◆ **Problem to work on**
Copy out the entries in full and with complete accuracy; pictures are excluded.
····················
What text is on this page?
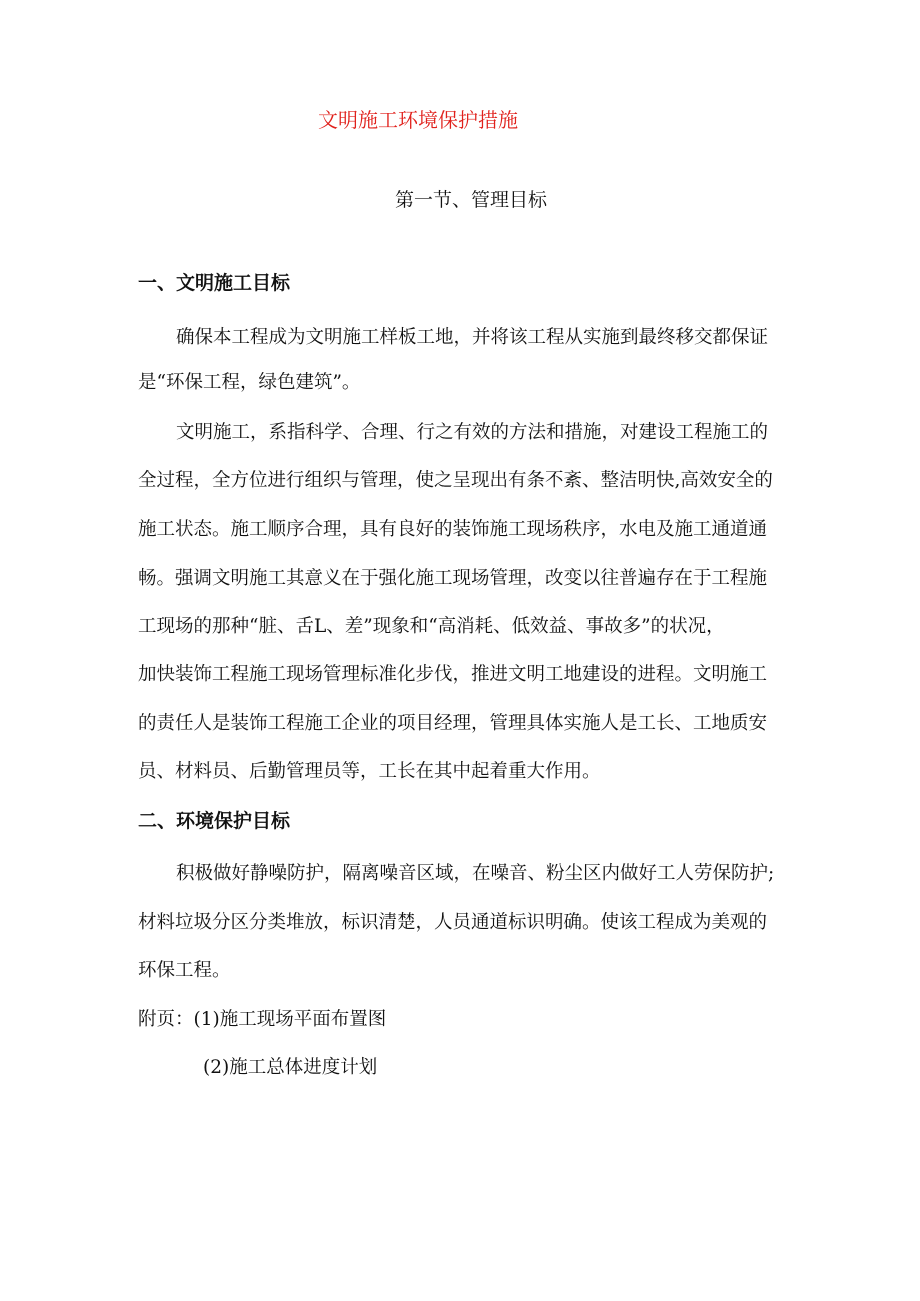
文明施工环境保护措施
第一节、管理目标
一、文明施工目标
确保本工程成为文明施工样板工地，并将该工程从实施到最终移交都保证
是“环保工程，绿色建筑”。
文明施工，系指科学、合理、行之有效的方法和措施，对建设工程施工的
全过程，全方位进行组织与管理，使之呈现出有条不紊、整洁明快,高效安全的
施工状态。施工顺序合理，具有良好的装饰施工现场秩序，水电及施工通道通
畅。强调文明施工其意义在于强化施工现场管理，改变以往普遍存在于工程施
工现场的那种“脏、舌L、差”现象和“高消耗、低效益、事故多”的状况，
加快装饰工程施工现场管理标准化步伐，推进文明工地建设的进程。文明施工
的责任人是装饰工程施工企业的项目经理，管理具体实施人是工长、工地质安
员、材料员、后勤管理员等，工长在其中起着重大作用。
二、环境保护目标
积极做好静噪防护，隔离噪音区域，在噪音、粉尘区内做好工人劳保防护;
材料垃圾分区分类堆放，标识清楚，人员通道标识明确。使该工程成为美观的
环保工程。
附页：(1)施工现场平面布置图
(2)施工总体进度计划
····················
◆ **Exercise output**
What text is on this page?
文明施工环境保护措施
第一节、管理目标
一、文明施工目标
确保本工程成为文明施工样板工地，并将该工程从实施到最终移交都保证
是“环保工程，绿色建筑”。
文明施工，系指科学、合理、行之有效的方法和措施，对建设工程施工的
全过程，全方位进行组织与管理，使之呈现出有条不紊、整洁明快,高效安全的
施工状态。施工顺序合理，具有良好的装饰施工现场秩序，水电及施工通道通
畅。强调文明施工其意义在于强化施工现场管理，改变以往普遍存在于工程施
工现场的那种“脏、舌L、差”现象和“高消耗、低效益、事故多”的状况，
加快装饰工程施工现场管理标准化步伐，推进文明工地建设的进程。文明施工
的责任人是装饰工程施工企业的项目经理，管理具体实施人是工长、工地质安
员、材料员、后勤管理员等，工长在其中起着重大作用。
二、环境保护目标
积极做好静噪防护，隔离噪音区域，在噪音、粉尘区内做好工人劳保防护;
材料垃圾分区分类堆放，标识清楚，人员通道标识明确。使该工程成为美观的
环保工程。
附页：(1)施工现场平面布置图
(2)施工总体进度计划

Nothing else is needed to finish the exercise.